What this task involves:
Make an exact copy of all the entries, but do not reproduce the pictures.

── Supplied records

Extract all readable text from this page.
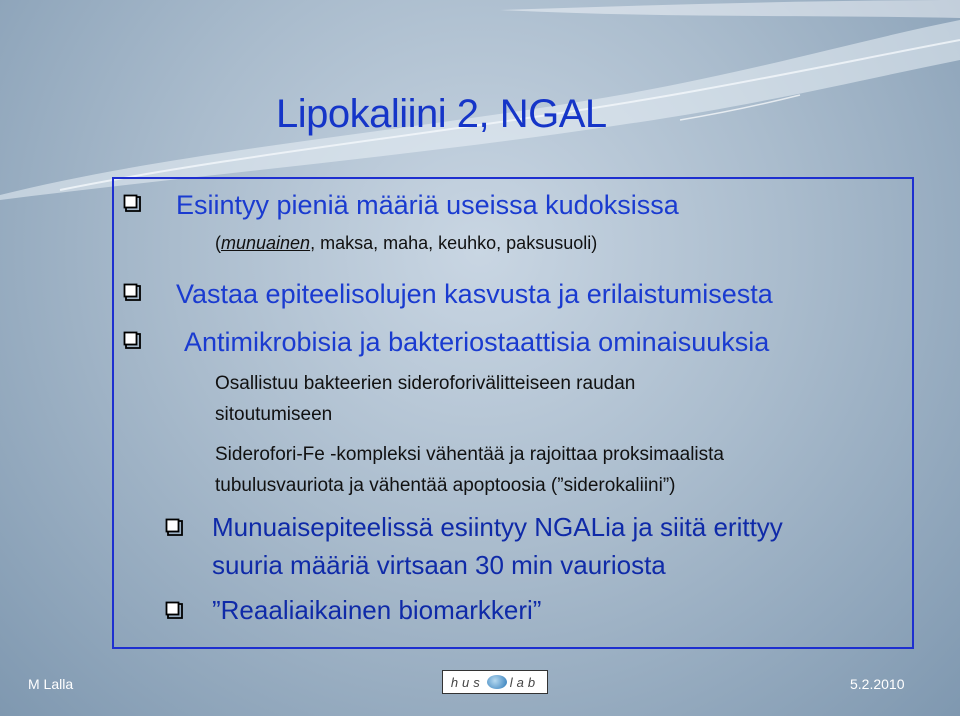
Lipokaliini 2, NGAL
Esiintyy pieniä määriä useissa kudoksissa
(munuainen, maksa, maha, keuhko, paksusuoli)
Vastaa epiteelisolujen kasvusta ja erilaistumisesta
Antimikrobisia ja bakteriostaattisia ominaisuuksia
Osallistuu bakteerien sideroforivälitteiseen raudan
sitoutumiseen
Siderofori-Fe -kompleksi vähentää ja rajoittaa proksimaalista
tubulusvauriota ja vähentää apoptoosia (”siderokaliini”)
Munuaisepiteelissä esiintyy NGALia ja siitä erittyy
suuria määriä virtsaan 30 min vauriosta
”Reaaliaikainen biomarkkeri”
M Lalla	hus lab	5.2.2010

────

The result:
Extract all readable text from this page.
Lipokaliini 2, NGAL
Esiintyy pieniä määriä useissa kudoksissa
(munuainen, maksa, maha, keuhko, paksusuoli)
Vastaa epiteelisolujen kasvusta ja erilaistumisesta
Antimikrobisia ja bakteriostaattisia ominaisuuksia
Osallistuu bakteerien sideroforivälitteiseen raudan
sitoutumiseen
Siderofori-Fe -kompleksi vähentää ja rajoittaa proksimaalista
tubulusvauriota ja vähentää apoptoosia (”siderokaliini”)
Munuaisepiteelissä esiintyy NGALia ja siitä erittyy
suuria määriä virtsaan 30 min vauriosta
”Reaaliaikainen biomarkkeri”
M Lalla	hus lab	5.2.2010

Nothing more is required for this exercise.